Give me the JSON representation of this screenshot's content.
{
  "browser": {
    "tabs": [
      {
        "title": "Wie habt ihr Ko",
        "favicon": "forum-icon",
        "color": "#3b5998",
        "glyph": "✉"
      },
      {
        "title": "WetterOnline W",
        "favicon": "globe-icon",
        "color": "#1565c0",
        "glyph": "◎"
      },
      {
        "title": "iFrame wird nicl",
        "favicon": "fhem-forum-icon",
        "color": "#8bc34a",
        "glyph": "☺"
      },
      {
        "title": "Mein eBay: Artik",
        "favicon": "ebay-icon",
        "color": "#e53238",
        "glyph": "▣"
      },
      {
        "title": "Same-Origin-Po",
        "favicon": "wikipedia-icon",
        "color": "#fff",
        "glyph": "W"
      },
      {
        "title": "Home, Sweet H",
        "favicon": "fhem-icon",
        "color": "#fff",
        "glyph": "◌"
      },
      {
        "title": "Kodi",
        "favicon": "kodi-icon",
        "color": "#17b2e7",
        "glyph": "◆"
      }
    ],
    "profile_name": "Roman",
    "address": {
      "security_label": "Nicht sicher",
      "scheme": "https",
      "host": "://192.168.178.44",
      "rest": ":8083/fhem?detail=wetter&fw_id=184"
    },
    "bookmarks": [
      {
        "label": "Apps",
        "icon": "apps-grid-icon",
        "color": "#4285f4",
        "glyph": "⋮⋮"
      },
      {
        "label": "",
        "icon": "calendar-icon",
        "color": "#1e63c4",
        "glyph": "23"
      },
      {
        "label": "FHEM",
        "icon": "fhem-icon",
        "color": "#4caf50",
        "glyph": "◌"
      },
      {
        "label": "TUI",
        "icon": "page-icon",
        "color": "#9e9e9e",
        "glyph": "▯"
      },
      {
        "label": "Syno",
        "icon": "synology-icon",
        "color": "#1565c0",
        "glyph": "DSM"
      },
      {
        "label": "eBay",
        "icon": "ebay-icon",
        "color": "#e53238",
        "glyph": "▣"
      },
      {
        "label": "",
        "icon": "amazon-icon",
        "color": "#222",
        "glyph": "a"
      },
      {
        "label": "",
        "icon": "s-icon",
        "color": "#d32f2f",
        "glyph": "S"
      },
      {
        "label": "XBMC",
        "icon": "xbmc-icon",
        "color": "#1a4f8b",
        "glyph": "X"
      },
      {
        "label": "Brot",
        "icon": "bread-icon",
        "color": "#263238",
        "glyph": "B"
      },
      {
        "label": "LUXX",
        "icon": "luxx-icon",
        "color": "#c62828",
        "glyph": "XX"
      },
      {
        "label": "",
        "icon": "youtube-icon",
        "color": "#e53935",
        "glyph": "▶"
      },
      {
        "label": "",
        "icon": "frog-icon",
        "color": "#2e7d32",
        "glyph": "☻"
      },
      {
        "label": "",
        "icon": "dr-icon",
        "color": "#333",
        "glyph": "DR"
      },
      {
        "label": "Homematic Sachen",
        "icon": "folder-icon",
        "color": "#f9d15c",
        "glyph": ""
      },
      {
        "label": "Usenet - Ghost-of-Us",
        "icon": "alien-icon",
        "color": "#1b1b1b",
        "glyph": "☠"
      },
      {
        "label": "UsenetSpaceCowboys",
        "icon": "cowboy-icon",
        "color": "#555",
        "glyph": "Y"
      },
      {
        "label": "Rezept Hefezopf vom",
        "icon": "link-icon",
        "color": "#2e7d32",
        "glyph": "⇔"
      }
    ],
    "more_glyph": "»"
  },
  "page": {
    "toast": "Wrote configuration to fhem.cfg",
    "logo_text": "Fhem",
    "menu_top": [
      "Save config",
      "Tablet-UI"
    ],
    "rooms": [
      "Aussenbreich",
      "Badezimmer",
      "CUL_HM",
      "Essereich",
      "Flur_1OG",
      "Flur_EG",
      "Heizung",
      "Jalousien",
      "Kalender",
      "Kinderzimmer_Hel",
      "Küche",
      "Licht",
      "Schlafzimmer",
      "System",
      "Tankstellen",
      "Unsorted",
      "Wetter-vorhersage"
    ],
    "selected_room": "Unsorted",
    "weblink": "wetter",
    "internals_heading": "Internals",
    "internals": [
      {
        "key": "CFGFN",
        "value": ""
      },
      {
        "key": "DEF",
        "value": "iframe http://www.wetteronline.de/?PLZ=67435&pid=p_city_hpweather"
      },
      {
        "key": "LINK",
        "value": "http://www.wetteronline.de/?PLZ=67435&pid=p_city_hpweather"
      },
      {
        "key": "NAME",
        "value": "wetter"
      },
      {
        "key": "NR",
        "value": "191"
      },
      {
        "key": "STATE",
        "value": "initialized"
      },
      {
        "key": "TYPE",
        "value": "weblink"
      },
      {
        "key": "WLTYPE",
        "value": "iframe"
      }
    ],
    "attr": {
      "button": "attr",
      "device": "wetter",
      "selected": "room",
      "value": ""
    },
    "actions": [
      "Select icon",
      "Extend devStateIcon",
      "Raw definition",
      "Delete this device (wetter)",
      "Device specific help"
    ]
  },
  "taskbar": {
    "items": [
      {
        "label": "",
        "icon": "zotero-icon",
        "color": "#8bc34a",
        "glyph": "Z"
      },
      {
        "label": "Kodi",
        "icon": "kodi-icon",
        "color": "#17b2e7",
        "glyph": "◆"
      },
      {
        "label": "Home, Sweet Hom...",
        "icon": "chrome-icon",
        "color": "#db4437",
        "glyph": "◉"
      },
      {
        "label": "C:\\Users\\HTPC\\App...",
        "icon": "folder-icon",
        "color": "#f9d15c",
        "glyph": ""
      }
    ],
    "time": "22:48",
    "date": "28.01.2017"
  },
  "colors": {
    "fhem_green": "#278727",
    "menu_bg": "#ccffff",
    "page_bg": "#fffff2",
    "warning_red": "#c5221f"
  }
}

THE REQUEST: Reproduce every record, matching each line exactly.

EXERCISE RESPONSE:
Give me the JSON representation of this screenshot's content.
{
  "browser": {
    "tabs": [
      {
        "title": "Wie habt ihr Ko",
        "favicon": "forum-icon",
        "color": "#3b5998",
        "glyph": "✉"
      },
      {
        "title": "WetterOnline W",
        "favicon": "globe-icon",
        "color": "#1565c0",
        "glyph": "◎"
      },
      {
        "title": "iFrame wird nicl",
        "favicon": "fhem-forum-icon",
        "color": "#8bc34a",
        "glyph": "☺"
      },
      {
        "title": "Mein eBay: Artik",
        "favicon": "ebay-icon",
        "color": "#e53238",
        "glyph": "▣"
      },
      {
        "title": "Same-Origin-Po",
        "favicon": "wikipedia-icon",
        "color": "#fff",
        "glyph": "W"
      },
      {
        "title": "Home, Sweet H",
        "favicon": "fhem-icon",
        "color": "#fff",
        "glyph": "◌"
      },
      {
        "title": "Kodi",
        "favicon": "kodi-icon",
        "color": "#17b2e7",
        "glyph": "◆"
      }
    ],
    "profile_name": "Roman",
    "address": {
      "security_label": "Nicht sicher",
      "scheme": "https",
      "host": "://192.168.178.44",
      "rest": ":8083/fhem?detail=wetter&fw_id=184"
    },
    "bookmarks": [
      {
        "label": "Apps",
        "icon": "apps-grid-icon",
        "color": "#4285f4",
        "glyph": "⋮⋮"
      },
      {
        "label": "",
        "icon": "calendar-icon",
        "color": "#1e63c4",
        "glyph": "23"
      },
      {
        "label": "FHEM",
        "icon": "fhem-icon",
        "color": "#4caf50",
        "glyph": "◌"
      },
      {
        "label": "TUI",
        "icon": "page-icon",
        "color": "#9e9e9e",
        "glyph": "▯"
      },
      {
        "label": "Syno",
        "icon": "synology-icon",
        "color": "#1565c0",
        "glyph": "DSM"
      },
      {
        "label": "eBay",
        "icon": "ebay-icon",
        "color": "#e53238",
        "glyph": "▣"
      },
      {
        "label": "",
        "icon": "amazon-icon",
        "color": "#222",
        "glyph": "a"
      },
      {
        "label": "",
        "icon": "s-icon",
        "color": "#d32f2f",
        "glyph": "S"
      },
      {
        "label": "XBMC",
        "icon": "xbmc-icon",
        "color": "#1a4f8b",
        "glyph": "X"
      },
      {
        "label": "Brot",
        "icon": "bread-icon",
        "color": "#263238",
        "glyph": "B"
      },
      {
        "label": "LUXX",
        "icon": "luxx-icon",
        "color": "#c62828",
        "glyph": "XX"
      },
      {
        "label": "",
        "icon": "youtube-icon",
        "color": "#e53935",
        "glyph": "▶"
      },
      {
        "label": "",
        "icon": "frog-icon",
        "color": "#2e7d32",
        "glyph": "☻"
      },
      {
        "label": "",
        "icon": "dr-icon",
        "color": "#333",
        "glyph": "DR"
      },
      {
        "label": "Homematic Sachen",
        "icon": "folder-icon",
        "color": "#f9d15c",
        "glyph": ""
      },
      {
        "label": "Usenet - Ghost-of-Us",
        "icon": "alien-icon",
        "color": "#1b1b1b",
        "glyph": "☠"
      },
      {
        "label": "UsenetSpaceCowboys",
        "icon": "cowboy-icon",
        "color": "#555",
        "glyph": "Y"
      },
      {
        "label": "Rezept Hefezopf vom",
        "icon": "link-icon",
        "color": "#2e7d32",
        "glyph": "⇔"
      }
    ],
    "more_glyph": "»"
  },
  "page": {
    "toast": "Wrote configuration to fhem.cfg",
    "logo_text": "Fhem",
    "menu_top": [
      "Save config",
      "Tablet-UI"
    ],
    "rooms": [
      "Aussenbreich",
      "Badezimmer",
      "CUL_HM",
      "Essereich",
      "Flur_1OG",
      "Flur_EG",
      "Heizung",
      "Jalousien",
      "Kalender",
      "Kinderzimmer_Hel",
      "Küche",
      "Licht",
      "Schlafzimmer",
      "System",
      "Tankstellen",
      "Unsorted",
      "Wetter-vorhersage"
    ],
    "selected_room": "Unsorted",
    "weblink": "wetter",
    "internals_heading": "Internals",
    "internals": [
      {
        "key": "CFGFN",
        "value": ""
      },
      {
        "key": "DEF",
        "value": "iframe http://www.wetteronline.de/?PLZ=67435&pid=p_city_hpweather"
      },
      {
        "key": "LINK",
        "value": "http://www.wetteronline.de/?PLZ=67435&pid=p_city_hpweather"
      },
      {
        "key": "NAME",
        "value": "wetter"
      },
      {
        "key": "NR",
        "value": "191"
      },
      {
        "key": "STATE",
        "value": "initialized"
      },
      {
        "key": "TYPE",
        "value": "weblink"
      },
      {
        "key": "WLTYPE",
        "value": "iframe"
      }
    ],
    "attr": {
      "button": "attr",
      "device": "wetter",
      "selected": "room",
      "value": ""
    },
    "actions": [
      "Select icon",
      "Extend devStateIcon",
      "Raw definition",
      "Delete this device (wetter)",
      "Device specific help"
    ]
  },
  "taskbar": {
    "items": [
      {
        "label": "",
        "icon": "zotero-icon",
        "color": "#8bc34a",
        "glyph": "Z"
      },
      {
        "label": "Kodi",
        "icon": "kodi-icon",
        "color": "#17b2e7",
        "glyph": "◆"
      },
      {
        "label": "Home, Sweet Hom...",
        "icon": "chrome-icon",
        "color": "#db4437",
        "glyph": "◉"
      },
      {
        "label": "C:\\Users\\HTPC\\App...",
        "icon": "folder-icon",
        "color": "#f9d15c",
        "glyph": ""
      }
    ],
    "time": "22:48",
    "date": "28.01.2017"
  },
  "colors": {
    "fhem_green": "#278727",
    "menu_bg": "#ccffff",
    "page_bg": "#fffff2",
    "warning_red": "#c5221f"
  }
}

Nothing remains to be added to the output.